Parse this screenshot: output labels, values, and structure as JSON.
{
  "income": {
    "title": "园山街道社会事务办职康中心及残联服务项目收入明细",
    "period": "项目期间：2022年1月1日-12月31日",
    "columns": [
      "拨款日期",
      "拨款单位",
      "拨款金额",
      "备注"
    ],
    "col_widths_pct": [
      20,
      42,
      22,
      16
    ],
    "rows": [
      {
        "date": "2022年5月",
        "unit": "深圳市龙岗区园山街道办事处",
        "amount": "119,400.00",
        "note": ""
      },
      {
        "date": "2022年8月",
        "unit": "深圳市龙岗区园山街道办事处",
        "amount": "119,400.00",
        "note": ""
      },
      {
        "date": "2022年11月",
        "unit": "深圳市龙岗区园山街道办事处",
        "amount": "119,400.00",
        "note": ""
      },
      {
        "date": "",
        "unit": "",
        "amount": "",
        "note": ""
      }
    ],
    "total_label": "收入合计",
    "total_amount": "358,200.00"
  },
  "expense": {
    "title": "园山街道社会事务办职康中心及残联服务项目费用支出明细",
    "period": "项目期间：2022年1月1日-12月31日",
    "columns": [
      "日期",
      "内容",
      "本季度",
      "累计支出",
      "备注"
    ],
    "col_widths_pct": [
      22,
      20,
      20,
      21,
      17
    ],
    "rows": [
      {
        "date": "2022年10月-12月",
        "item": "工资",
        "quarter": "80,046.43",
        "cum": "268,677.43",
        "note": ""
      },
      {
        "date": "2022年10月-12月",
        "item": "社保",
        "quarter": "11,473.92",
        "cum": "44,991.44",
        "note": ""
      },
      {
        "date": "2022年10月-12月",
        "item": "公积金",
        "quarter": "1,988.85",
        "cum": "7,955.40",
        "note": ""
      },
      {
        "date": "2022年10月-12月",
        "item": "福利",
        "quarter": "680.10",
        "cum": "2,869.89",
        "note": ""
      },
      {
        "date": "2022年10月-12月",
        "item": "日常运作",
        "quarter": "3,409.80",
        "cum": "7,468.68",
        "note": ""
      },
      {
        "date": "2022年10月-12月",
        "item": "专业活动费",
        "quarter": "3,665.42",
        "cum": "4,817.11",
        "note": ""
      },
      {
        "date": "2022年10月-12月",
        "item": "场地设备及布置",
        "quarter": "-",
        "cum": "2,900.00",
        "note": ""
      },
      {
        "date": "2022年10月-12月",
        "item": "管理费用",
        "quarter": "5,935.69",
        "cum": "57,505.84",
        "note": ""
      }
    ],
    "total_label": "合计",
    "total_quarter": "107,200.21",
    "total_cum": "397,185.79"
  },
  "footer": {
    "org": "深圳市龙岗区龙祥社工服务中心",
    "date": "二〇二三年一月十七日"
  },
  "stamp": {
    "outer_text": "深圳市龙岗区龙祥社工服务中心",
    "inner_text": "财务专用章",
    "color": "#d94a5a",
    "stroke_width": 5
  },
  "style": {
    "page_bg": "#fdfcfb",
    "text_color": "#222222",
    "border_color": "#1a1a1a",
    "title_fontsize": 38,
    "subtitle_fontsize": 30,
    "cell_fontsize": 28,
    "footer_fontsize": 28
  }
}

■ EXERCISE DIRECTIONS:
In the entries above, find each line with the word "item" and copy it.

■ ANSWER TO THE PROBLEM:
        "item": "工资",
        "item": "社保",
        "item": "公积金",
        "item": "福利",
        "item": "日常运作",
        "item": "专业活动费",
        "item": "场地设备及布置",
        "item": "管理费用",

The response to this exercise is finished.